Consigne — Recopiez les données depuis la ligne qui contient « what elements are » jusqu'à la ligne qui contient « square-bullet-icon (7, 137, 12, 142) » incluse, en substituant « prospěšný » à « užitečný » sans rien modifier d'autre. Omettez les images dans votre réponse.

Données fournies —
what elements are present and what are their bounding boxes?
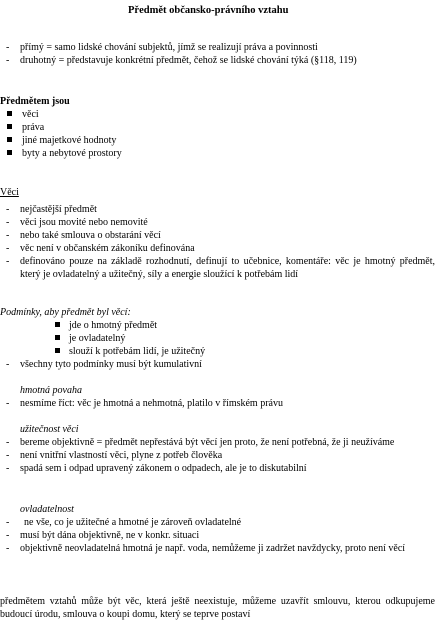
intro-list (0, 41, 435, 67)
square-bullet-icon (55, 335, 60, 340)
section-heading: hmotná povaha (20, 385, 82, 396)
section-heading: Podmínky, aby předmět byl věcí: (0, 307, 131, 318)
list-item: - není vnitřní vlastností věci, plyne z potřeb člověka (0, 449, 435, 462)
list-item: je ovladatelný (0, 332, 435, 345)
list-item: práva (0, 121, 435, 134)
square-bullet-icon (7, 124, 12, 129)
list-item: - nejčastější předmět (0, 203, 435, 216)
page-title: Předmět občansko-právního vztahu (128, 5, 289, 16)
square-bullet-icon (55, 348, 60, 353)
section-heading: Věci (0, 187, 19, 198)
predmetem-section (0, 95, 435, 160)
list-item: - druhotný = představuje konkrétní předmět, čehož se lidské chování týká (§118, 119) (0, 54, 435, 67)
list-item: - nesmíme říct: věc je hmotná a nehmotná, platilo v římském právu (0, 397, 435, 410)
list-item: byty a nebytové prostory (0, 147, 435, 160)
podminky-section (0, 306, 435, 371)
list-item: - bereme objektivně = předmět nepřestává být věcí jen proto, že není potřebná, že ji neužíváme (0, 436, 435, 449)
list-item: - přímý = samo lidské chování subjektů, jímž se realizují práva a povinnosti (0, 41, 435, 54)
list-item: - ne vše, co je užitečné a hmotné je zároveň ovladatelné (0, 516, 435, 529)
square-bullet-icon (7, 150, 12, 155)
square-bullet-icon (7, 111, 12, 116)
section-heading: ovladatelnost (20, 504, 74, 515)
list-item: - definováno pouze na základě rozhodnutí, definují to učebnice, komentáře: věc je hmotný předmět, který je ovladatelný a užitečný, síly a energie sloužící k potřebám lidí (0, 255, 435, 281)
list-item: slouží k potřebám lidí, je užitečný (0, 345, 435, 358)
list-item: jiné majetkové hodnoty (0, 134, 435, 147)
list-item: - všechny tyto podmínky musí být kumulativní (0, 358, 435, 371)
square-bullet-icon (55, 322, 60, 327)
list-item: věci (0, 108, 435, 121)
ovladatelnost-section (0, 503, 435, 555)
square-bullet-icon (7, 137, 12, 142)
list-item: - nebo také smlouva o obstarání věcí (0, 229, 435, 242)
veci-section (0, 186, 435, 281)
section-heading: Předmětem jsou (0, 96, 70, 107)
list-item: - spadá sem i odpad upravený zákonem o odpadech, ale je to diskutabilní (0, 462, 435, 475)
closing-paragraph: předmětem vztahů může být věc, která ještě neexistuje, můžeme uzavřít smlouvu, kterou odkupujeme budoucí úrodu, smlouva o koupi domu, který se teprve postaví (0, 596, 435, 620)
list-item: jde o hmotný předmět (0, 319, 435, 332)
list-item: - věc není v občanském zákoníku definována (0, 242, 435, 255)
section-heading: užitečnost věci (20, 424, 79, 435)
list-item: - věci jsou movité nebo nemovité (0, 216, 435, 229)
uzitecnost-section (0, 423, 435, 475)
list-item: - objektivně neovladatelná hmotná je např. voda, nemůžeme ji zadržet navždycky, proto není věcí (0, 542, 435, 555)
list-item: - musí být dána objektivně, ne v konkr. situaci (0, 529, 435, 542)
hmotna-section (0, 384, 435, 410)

--

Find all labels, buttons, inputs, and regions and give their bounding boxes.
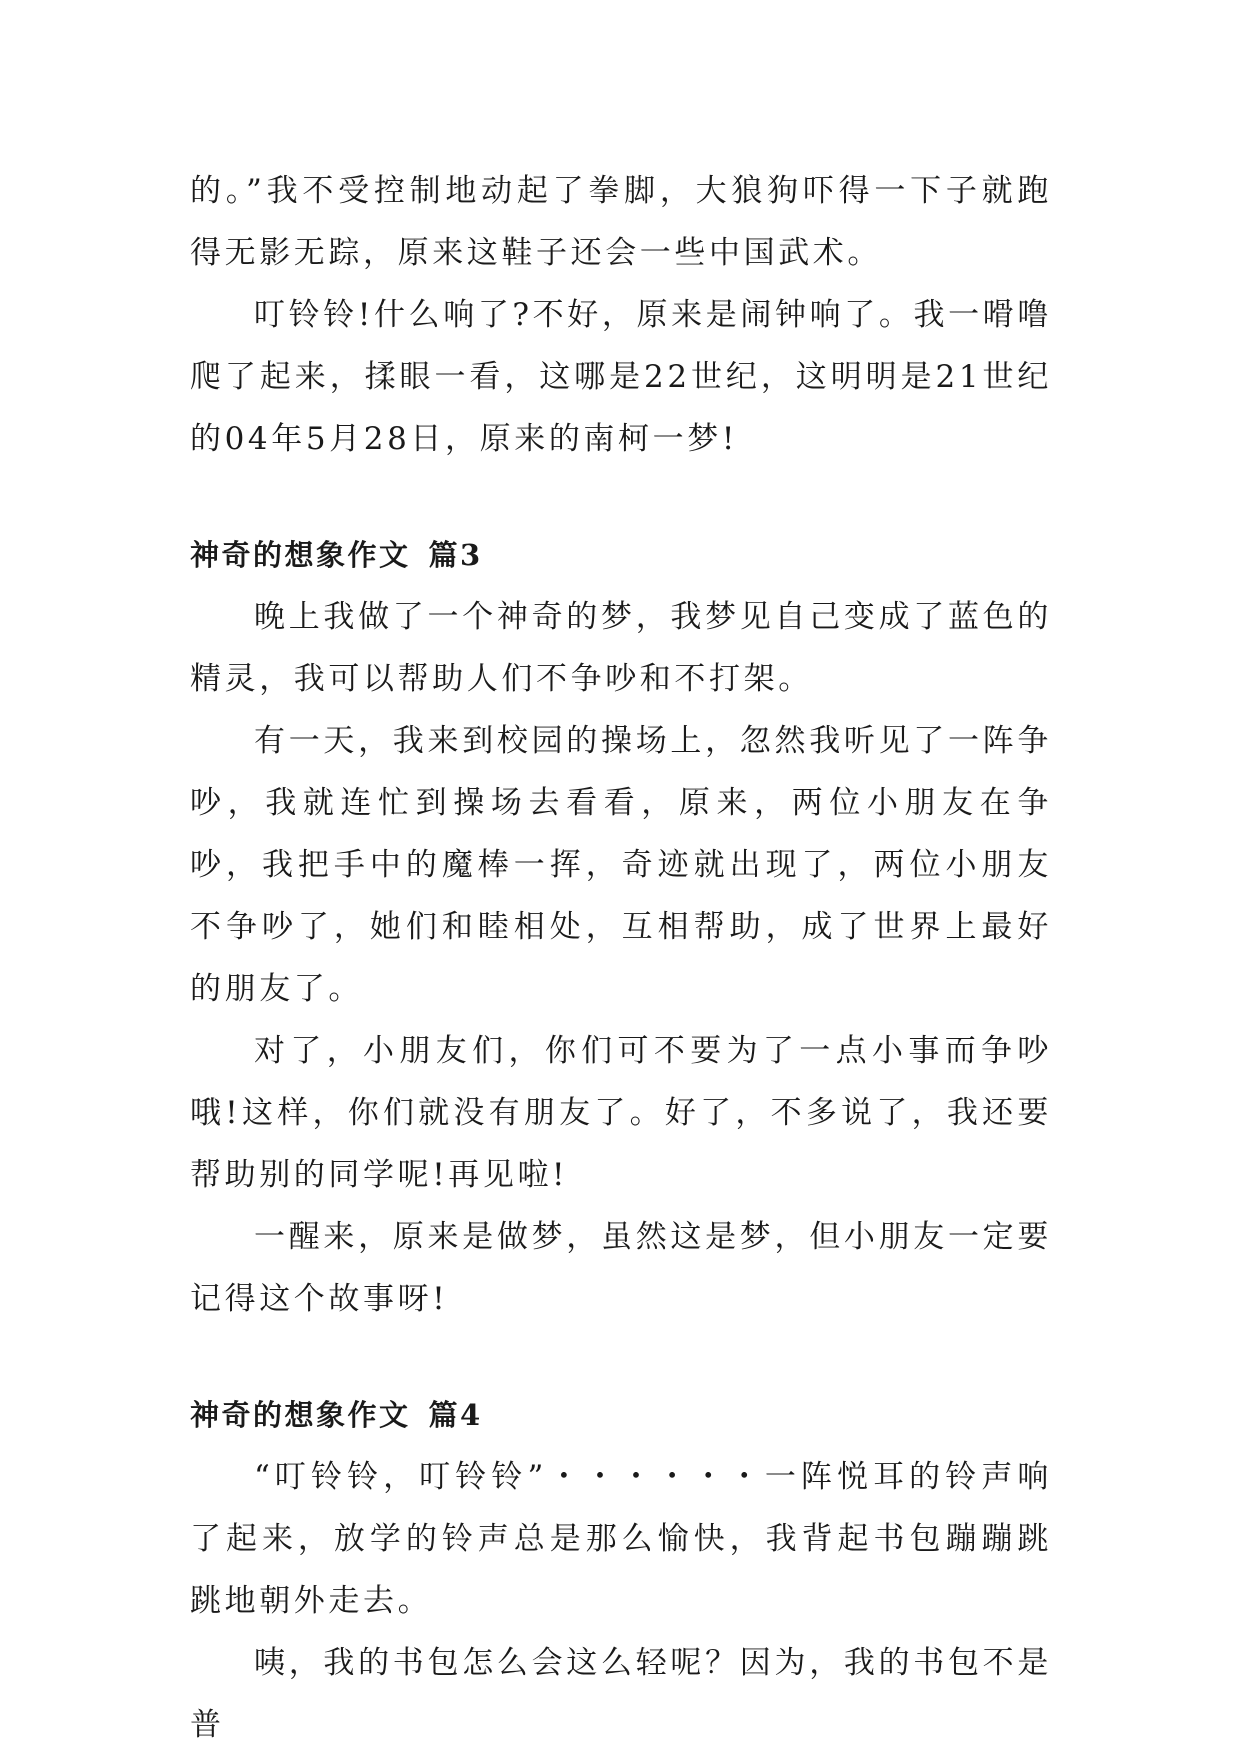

--

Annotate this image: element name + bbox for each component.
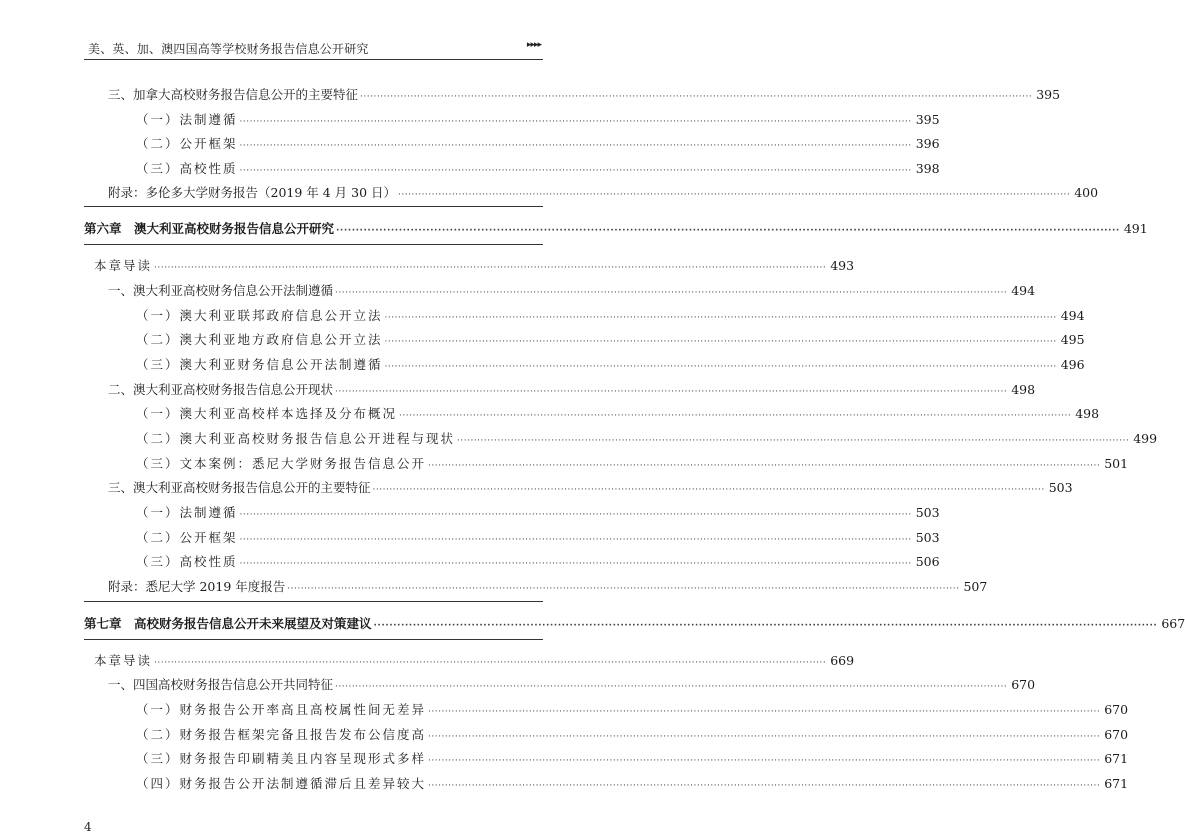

Corrigé —
what elements are present and what are their bounding boxes?
intro-list (0, 41, 435, 67)
square-bullet-icon (55, 335, 60, 340)
section-heading: hmotná povaha (20, 385, 82, 396)
section-heading: Podmínky, aby předmět byl věcí: (0, 307, 131, 318)
list-item: - není vnitřní vlastností věci, plyne z potřeb člověka (0, 449, 435, 462)
list-item: je ovladatelný (0, 332, 435, 345)
list-item: práva (0, 121, 435, 134)
square-bullet-icon (7, 124, 12, 129)
list-item: - nejčastější předmět (0, 203, 435, 216)
page-title: Předmět občansko-právního vztahu (128, 5, 289, 16)
square-bullet-icon (55, 348, 60, 353)
section-heading: Věci (0, 187, 19, 198)
predmetem-section (0, 95, 435, 160)
list-item: - druhotný = představuje konkrétní předmět, čehož se lidské chování týká (§118, 119) (0, 54, 435, 67)
list-item: - nesmíme říct: věc je hmotná a nehmotná, platilo v římském právu (0, 397, 435, 410)
list-item: byty a nebytové prostory (0, 147, 435, 160)
podminky-section (0, 306, 435, 371)
list-item: - bereme objektivně = předmět nepřestává být věcí jen proto, že není potřebná, že ji neužíváme (0, 436, 435, 449)
list-item: - přímý = samo lidské chování subjektů, jímž se realizují práva a povinnosti (0, 41, 435, 54)
list-item: - ne vše, co je užitečné a hmotné je zároveň ovladatelné (0, 516, 435, 529)
square-bullet-icon (7, 150, 12, 155)
square-bullet-icon (7, 111, 12, 116)
section-heading: ovladatelnost (20, 504, 74, 515)
list-item: - definováno pouze na základě rozhodnutí, definují to učebnice, komentáře: věc je hmotný předmět, který je ovladatelný a prospěšný, síly a energie sloužící k potřebám lidí (0, 255, 435, 281)
list-item: slouží k potřebám lidí, je prospěšný (0, 345, 435, 358)
list-item: jiné majetkové hodnoty (0, 134, 435, 147)
list-item: - všechny tyto podmínky musí být kumulativní (0, 358, 435, 371)
square-bullet-icon (55, 322, 60, 327)
list-item: věci (0, 108, 435, 121)
ovladatelnost-section (0, 503, 435, 555)
square-bullet-icon (7, 137, 12, 142)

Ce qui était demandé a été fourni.